Problem details. Carry none of the pictures over; write out the complete data exactly.

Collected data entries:
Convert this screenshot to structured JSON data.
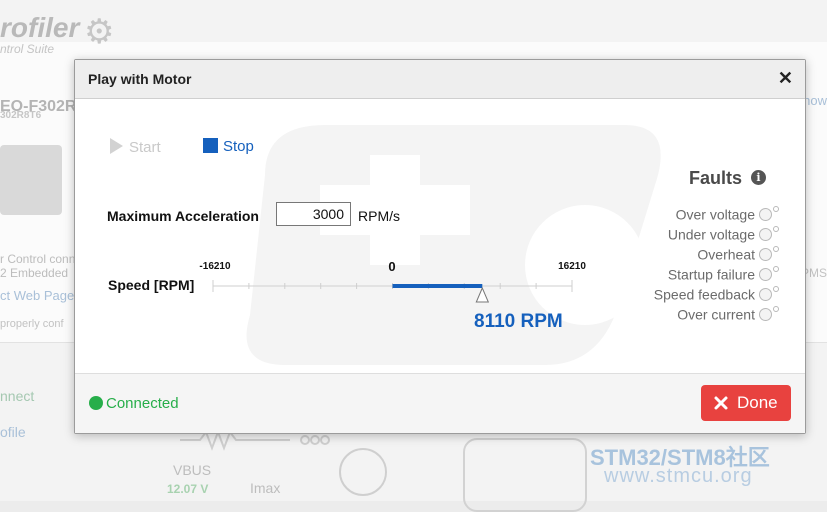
{
  "background": {
    "logo_main": "rofiler",
    "logo_sub": "ntrol Suite",
    "board_name": "EO-F302R",
    "board_part": "302R8T6",
    "text_line1": "r Control conn",
    "text_line2": "2 Embedded",
    "link_text": "ct Web Page",
    "text_line3": "properly conf",
    "right_link": "how",
    "right_text": "PMS",
    "nav_connect": "nnect",
    "nav_profile": "ofile",
    "vbus_label": "VBUS",
    "vbus_value": "12.07 V",
    "imax_label": "Imax",
    "watermark_line1": "STM32/STM8社区",
    "watermark_line2": "www.stmcu.org"
  },
  "dialog": {
    "title": "Play with Motor",
    "close_icon": "close-icon",
    "start_label": "Start",
    "stop_label": "Stop",
    "acceleration": {
      "label": "Maximum Acceleration",
      "value": "3000",
      "unit": "RPM/s"
    },
    "speed": {
      "label": "Speed [RPM]",
      "min_label": "-16210",
      "zero_label": "0",
      "max_label": "16210",
      "min": -16210,
      "max": 16210,
      "current": 8110,
      "value_text": "8110 RPM",
      "accent_color": "#1560bd"
    },
    "faults": {
      "title": "Faults",
      "items": [
        {
          "label": "Over voltage"
        },
        {
          "label": "Under voltage"
        },
        {
          "label": "Overheat"
        },
        {
          "label": "Startup failure"
        },
        {
          "label": "Speed feedback"
        },
        {
          "label": "Over current"
        }
      ]
    },
    "status": {
      "text": "Connected",
      "color": "#27ae4a"
    },
    "done_label": "Done",
    "done_color": "#e8423f"
  }
}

Output of the task.
Convert this screenshot to structured JSON data.
{
  "background": {
    "logo_main": "rofiler",
    "logo_sub": "ntrol Suite",
    "board_name": "EO-F302R",
    "board_part": "302R8T6",
    "text_line1": "r Control conn",
    "text_line2": "2 Embedded",
    "link_text": "ct Web Page",
    "text_line3": "properly conf",
    "right_link": "how",
    "right_text": "PMS",
    "nav_connect": "nnect",
    "nav_profile": "ofile",
    "vbus_label": "VBUS",
    "vbus_value": "12.07 V",
    "imax_label": "Imax",
    "watermark_line1": "STM32/STM8社区",
    "watermark_line2": "www.stmcu.org"
  },
  "dialog": {
    "title": "Play with Motor",
    "close_icon": "close-icon",
    "start_label": "Start",
    "stop_label": "Stop",
    "acceleration": {
      "label": "Maximum Acceleration",
      "value": "3000",
      "unit": "RPM/s"
    },
    "speed": {
      "label": "Speed [RPM]",
      "min_label": "-16210",
      "zero_label": "0",
      "max_label": "16210",
      "min": -16210,
      "max": 16210,
      "current": 8110,
      "value_text": "8110 RPM",
      "accent_color": "#1560bd"
    },
    "faults": {
      "title": "Faults",
      "items": [
        {
          "label": "Over voltage"
        },
        {
          "label": "Under voltage"
        },
        {
          "label": "Overheat"
        },
        {
          "label": "Startup failure"
        },
        {
          "label": "Speed feedback"
        },
        {
          "label": "Over current"
        }
      ]
    },
    "status": {
      "text": "Connected",
      "color": "#27ae4a"
    },
    "done_label": "Done",
    "done_color": "#e8423f"
  }
}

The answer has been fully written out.